* What is required:
Copy out every line of the data exactly.

##### Data excerpts #####

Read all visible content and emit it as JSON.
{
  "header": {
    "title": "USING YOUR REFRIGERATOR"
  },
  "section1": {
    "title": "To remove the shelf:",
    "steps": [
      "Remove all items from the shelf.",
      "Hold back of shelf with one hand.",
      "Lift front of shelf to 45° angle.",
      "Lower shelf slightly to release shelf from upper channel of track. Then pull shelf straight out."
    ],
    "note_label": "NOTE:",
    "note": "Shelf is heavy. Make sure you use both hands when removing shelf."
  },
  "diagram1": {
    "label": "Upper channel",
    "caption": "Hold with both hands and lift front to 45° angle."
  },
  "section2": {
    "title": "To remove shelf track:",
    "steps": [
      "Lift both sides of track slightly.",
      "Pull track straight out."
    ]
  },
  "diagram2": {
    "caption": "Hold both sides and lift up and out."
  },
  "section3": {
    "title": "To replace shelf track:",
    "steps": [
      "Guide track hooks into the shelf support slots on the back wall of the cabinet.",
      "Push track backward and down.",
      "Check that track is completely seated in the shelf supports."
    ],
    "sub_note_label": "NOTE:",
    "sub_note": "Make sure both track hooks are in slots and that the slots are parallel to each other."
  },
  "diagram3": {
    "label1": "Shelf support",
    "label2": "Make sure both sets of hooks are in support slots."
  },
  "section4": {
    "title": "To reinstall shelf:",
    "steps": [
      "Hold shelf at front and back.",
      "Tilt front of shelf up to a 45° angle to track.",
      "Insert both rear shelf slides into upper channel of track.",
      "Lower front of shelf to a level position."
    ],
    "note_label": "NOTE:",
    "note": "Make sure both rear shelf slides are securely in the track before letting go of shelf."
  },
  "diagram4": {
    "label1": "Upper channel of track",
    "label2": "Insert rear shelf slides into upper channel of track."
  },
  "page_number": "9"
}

#####

* Answer to this exercise:
Read all visible content and emit it as JSON.
{
  "header": {
    "title": "USING YOUR REFRIGERATOR"
  },
  "section1": {
    "title": "To remove the shelf:",
    "steps": [
      "Remove all items from the shelf.",
      "Hold back of shelf with one hand.",
      "Lift front of shelf to 45° angle.",
      "Lower shelf slightly to release shelf from upper channel of track. Then pull shelf straight out."
    ],
    "note_label": "NOTE:",
    "note": "Shelf is heavy. Make sure you use both hands when removing shelf."
  },
  "diagram1": {
    "label": "Upper channel",
    "caption": "Hold with both hands and lift front to 45° angle."
  },
  "section2": {
    "title": "To remove shelf track:",
    "steps": [
      "Lift both sides of track slightly.",
      "Pull track straight out."
    ]
  },
  "diagram2": {
    "caption": "Hold both sides and lift up and out."
  },
  "section3": {
    "title": "To replace shelf track:",
    "steps": [
      "Guide track hooks into the shelf support slots on the back wall of the cabinet.",
      "Push track backward and down.",
      "Check that track is completely seated in the shelf supports."
    ],
    "sub_note_label": "NOTE:",
    "sub_note": "Make sure both track hooks are in slots and that the slots are parallel to each other."
  },
  "diagram3": {
    "label1": "Shelf support",
    "label2": "Make sure both sets of hooks are in support slots."
  },
  "section4": {
    "title": "To reinstall shelf:",
    "steps": [
      "Hold shelf at front and back.",
      "Tilt front of shelf up to a 45° angle to track.",
      "Insert both rear shelf slides into upper channel of track.",
      "Lower front of shelf to a level position."
    ],
    "note_label": "NOTE:",
    "note": "Make sure both rear shelf slides are securely in the track before letting go of shelf."
  },
  "diagram4": {
    "label1": "Upper channel of track",
    "label2": "Insert rear shelf slides into upper channel of track."
  },
  "page_number": "9"
}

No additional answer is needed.